Prompt :: State the number of lines, and only that number, in which the word "title" appears.

— begin —

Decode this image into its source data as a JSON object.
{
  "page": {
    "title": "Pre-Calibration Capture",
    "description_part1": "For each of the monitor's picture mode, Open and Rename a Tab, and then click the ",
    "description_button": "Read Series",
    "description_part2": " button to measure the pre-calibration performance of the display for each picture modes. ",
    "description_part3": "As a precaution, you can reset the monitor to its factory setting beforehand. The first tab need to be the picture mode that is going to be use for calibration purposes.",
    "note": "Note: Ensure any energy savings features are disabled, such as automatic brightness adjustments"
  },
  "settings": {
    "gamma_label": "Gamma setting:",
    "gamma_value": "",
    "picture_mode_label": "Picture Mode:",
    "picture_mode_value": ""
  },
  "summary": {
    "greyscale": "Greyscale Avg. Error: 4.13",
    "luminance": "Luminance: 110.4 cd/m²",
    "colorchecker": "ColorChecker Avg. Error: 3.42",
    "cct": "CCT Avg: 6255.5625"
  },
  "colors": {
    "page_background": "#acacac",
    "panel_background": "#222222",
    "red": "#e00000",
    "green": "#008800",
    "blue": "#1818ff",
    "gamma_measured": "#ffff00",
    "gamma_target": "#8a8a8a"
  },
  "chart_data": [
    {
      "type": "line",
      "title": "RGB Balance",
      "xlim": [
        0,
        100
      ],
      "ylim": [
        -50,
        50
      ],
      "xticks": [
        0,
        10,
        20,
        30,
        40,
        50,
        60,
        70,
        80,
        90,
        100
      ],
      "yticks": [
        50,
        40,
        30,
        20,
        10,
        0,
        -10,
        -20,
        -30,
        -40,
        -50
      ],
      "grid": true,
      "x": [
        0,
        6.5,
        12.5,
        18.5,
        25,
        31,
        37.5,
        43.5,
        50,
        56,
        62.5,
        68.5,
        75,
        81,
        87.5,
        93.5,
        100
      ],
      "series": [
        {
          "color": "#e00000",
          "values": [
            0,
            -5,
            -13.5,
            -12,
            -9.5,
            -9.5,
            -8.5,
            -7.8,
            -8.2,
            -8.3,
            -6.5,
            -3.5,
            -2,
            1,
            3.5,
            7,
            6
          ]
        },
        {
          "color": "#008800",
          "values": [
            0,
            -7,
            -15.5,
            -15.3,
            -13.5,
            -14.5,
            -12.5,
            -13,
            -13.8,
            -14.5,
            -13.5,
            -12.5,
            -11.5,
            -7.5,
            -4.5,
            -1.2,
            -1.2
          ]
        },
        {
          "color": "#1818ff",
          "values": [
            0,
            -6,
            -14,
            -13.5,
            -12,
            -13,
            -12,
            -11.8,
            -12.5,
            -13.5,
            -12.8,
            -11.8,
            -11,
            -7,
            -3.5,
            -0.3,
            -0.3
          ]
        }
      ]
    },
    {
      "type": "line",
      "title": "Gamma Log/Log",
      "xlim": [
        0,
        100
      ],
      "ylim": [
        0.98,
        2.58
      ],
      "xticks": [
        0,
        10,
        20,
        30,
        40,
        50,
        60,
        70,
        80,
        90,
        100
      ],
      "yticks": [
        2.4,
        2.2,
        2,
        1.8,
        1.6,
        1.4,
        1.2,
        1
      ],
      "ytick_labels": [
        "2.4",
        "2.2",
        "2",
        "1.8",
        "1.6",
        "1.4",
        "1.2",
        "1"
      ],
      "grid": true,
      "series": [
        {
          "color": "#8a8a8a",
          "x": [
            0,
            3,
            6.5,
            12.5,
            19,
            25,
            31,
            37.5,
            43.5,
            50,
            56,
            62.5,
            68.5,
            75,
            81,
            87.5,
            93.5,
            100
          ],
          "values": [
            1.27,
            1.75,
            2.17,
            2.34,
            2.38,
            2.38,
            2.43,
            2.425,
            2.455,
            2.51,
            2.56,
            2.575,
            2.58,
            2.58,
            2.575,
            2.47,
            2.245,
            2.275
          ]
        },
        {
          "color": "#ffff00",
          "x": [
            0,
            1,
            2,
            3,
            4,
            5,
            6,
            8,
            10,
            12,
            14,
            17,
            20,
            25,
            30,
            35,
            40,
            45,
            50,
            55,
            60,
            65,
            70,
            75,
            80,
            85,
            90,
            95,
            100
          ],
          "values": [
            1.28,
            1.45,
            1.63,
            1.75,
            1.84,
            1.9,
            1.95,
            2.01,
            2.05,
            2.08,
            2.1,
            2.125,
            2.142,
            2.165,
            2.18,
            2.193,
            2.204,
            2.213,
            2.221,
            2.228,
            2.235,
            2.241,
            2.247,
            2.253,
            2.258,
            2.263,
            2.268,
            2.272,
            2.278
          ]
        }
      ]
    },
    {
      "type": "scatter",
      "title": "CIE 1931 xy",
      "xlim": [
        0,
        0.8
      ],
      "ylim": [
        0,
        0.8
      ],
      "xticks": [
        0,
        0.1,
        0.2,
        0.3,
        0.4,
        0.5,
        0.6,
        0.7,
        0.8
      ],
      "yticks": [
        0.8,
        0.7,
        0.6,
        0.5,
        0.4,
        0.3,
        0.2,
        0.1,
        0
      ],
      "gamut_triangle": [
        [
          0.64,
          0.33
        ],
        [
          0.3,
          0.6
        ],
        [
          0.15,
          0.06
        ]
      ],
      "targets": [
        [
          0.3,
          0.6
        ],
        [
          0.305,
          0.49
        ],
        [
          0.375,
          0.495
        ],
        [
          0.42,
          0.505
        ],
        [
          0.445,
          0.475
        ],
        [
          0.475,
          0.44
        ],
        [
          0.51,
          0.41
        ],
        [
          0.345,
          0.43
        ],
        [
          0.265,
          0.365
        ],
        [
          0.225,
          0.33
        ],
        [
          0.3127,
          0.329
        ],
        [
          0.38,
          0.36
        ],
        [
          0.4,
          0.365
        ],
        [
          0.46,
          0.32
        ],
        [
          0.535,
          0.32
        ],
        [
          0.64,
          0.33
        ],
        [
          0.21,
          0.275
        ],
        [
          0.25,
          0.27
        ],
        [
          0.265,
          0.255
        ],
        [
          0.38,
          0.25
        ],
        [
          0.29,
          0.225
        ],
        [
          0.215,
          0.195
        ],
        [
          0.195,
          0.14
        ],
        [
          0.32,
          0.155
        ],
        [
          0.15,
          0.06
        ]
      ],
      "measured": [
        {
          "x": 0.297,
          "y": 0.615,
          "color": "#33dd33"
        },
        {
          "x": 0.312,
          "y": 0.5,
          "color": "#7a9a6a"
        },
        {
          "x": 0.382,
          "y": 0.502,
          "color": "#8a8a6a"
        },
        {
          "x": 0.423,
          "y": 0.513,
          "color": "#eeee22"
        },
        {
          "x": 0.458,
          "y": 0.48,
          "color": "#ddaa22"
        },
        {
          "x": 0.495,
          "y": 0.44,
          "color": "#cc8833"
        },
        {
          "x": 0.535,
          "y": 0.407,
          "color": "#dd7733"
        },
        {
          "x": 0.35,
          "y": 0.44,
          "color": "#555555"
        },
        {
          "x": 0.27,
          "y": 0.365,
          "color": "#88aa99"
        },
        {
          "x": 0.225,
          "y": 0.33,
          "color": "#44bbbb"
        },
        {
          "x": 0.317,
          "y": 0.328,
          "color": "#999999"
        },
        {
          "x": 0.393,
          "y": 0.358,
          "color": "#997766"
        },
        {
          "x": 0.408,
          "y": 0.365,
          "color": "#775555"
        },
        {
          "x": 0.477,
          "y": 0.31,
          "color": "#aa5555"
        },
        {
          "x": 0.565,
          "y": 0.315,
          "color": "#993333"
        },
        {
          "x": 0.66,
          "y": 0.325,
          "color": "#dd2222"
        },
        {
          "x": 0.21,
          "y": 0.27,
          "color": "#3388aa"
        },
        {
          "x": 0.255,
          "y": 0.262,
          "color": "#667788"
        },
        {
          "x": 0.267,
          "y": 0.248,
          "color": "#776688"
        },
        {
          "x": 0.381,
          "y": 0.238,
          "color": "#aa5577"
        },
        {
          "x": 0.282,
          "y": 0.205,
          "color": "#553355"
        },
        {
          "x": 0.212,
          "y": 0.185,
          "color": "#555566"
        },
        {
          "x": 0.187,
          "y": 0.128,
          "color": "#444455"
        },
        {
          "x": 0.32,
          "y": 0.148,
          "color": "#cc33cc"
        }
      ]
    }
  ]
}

— end —

Exercise solution :: 4